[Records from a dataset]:
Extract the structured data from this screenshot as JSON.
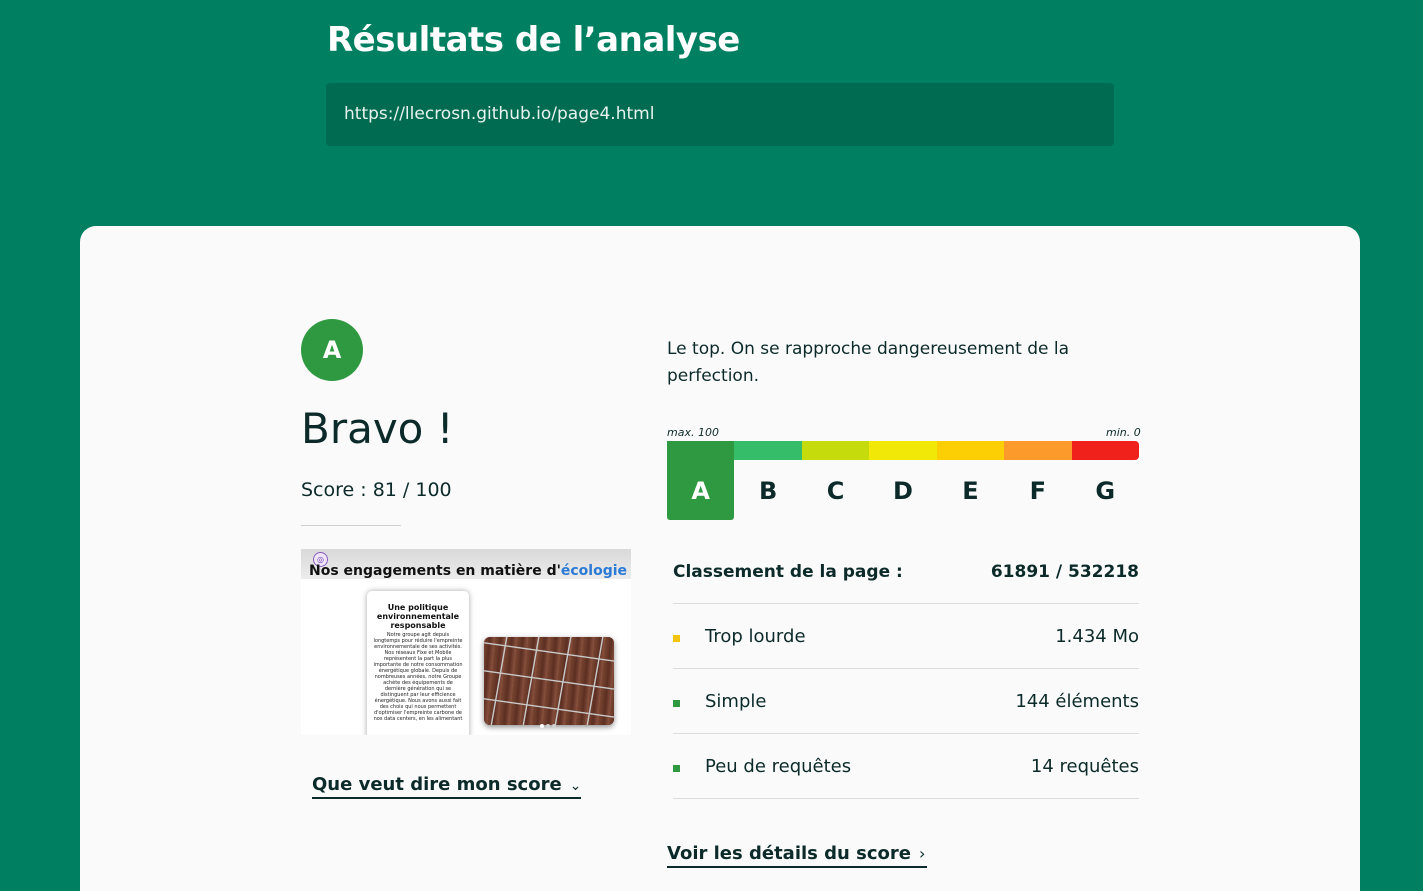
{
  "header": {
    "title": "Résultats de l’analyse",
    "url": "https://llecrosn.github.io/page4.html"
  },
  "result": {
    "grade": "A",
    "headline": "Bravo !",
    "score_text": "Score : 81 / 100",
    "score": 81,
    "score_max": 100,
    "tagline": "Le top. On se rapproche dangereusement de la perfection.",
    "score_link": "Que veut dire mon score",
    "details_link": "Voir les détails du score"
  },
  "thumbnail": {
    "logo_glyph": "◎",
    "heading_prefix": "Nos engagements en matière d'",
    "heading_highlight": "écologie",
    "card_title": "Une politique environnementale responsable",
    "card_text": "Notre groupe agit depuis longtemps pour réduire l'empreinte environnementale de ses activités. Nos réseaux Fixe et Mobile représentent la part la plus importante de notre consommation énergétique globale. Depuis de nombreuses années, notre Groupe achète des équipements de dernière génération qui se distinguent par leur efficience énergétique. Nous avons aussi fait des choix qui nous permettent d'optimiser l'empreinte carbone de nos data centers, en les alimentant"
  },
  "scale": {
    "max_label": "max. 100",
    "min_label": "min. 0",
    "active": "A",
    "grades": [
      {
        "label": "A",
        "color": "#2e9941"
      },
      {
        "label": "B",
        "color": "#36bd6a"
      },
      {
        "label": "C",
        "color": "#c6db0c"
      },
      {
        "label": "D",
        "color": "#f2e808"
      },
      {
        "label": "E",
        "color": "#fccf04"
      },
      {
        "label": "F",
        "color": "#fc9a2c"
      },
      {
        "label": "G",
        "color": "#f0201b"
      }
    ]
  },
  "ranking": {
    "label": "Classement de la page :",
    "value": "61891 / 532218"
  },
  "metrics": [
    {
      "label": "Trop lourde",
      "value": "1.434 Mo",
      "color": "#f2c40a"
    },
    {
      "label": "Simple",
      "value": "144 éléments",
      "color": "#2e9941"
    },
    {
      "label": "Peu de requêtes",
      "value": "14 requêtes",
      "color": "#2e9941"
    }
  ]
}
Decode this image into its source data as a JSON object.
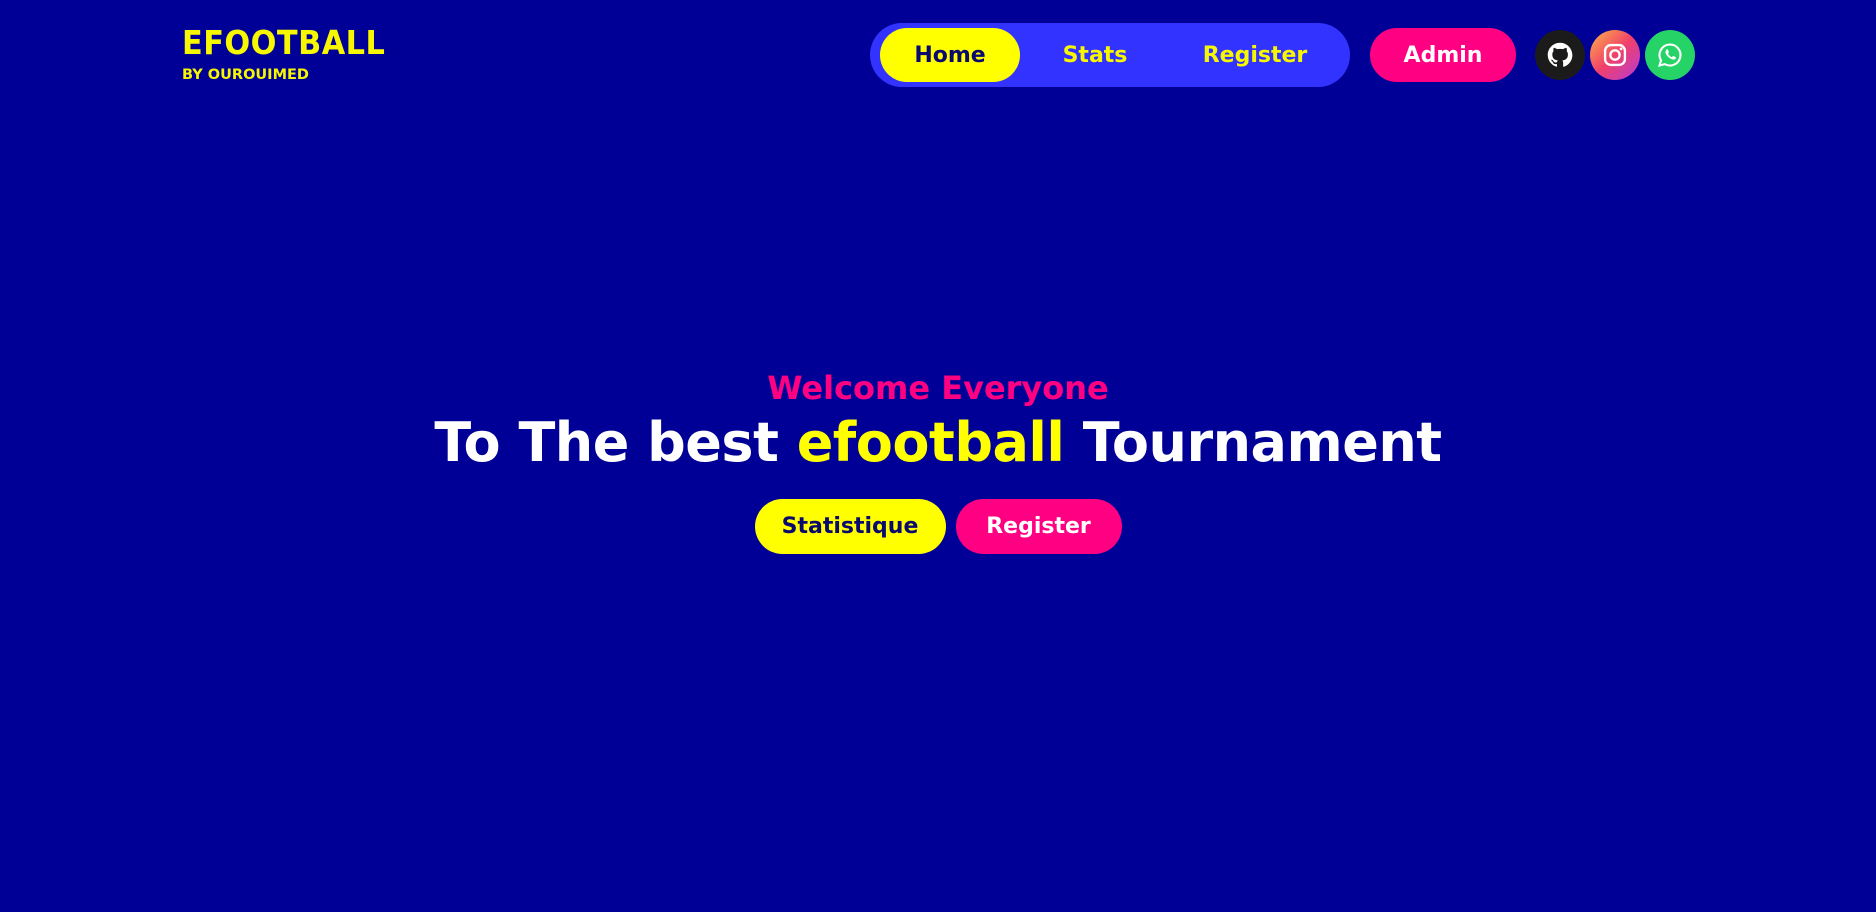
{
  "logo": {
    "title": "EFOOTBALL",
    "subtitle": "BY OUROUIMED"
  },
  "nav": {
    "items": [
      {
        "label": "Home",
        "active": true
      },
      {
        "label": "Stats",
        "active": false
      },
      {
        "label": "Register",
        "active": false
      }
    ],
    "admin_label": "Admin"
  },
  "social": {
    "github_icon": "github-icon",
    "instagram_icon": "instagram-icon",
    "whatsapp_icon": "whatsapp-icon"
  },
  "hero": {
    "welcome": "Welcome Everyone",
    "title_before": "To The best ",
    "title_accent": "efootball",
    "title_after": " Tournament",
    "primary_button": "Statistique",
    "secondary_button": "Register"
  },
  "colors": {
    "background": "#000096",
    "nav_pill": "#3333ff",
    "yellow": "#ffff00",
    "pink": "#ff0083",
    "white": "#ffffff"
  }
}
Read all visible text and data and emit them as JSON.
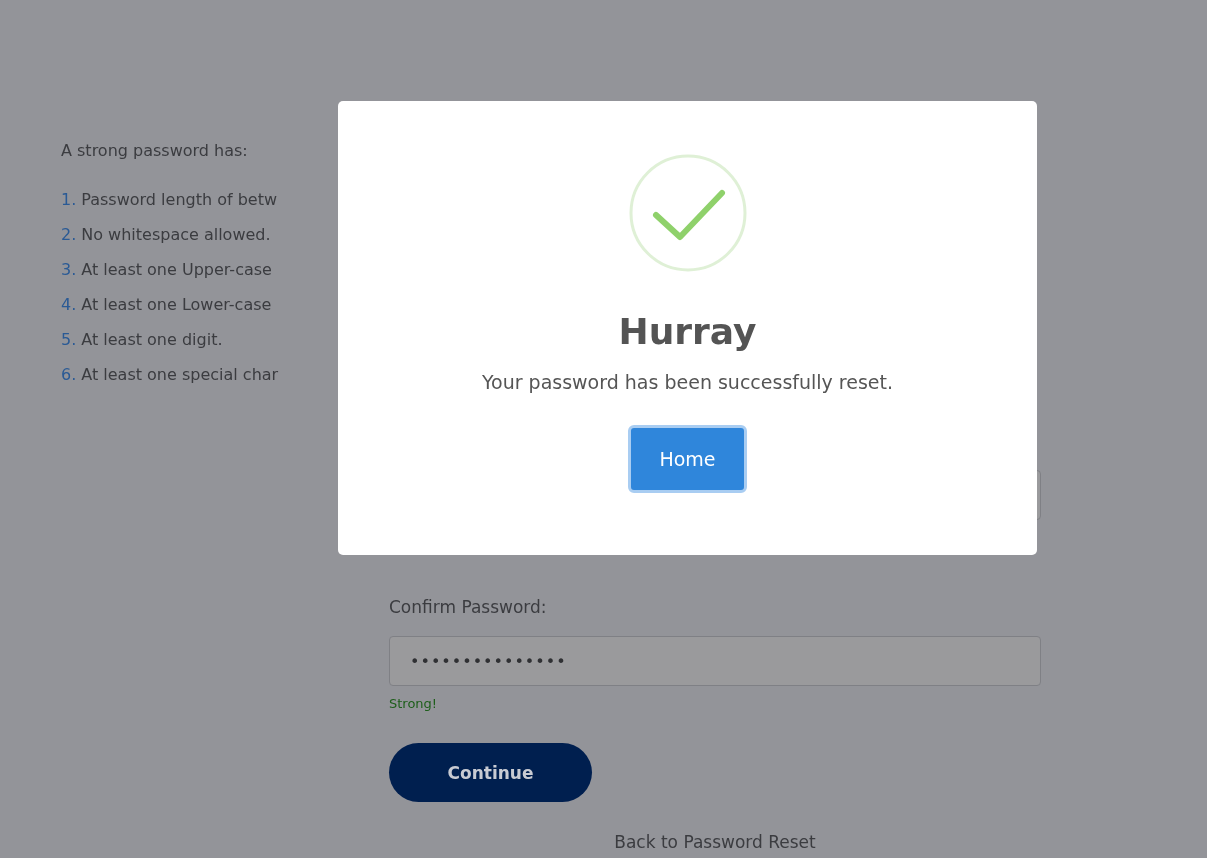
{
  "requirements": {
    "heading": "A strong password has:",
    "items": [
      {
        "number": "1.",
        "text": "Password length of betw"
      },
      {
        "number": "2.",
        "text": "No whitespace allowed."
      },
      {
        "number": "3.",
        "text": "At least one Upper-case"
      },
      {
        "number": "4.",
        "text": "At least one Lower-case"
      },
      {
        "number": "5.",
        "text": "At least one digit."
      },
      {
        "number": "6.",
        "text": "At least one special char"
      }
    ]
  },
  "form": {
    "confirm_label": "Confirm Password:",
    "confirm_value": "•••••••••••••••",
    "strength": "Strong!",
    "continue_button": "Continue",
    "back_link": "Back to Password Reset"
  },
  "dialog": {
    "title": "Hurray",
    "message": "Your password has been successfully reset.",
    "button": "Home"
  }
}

[Problem statement]: Look through the data and show every line containing "requêtes".

[Complete answer]:
      "label": "Peu de requêtes",
      "value": "14 requêtes",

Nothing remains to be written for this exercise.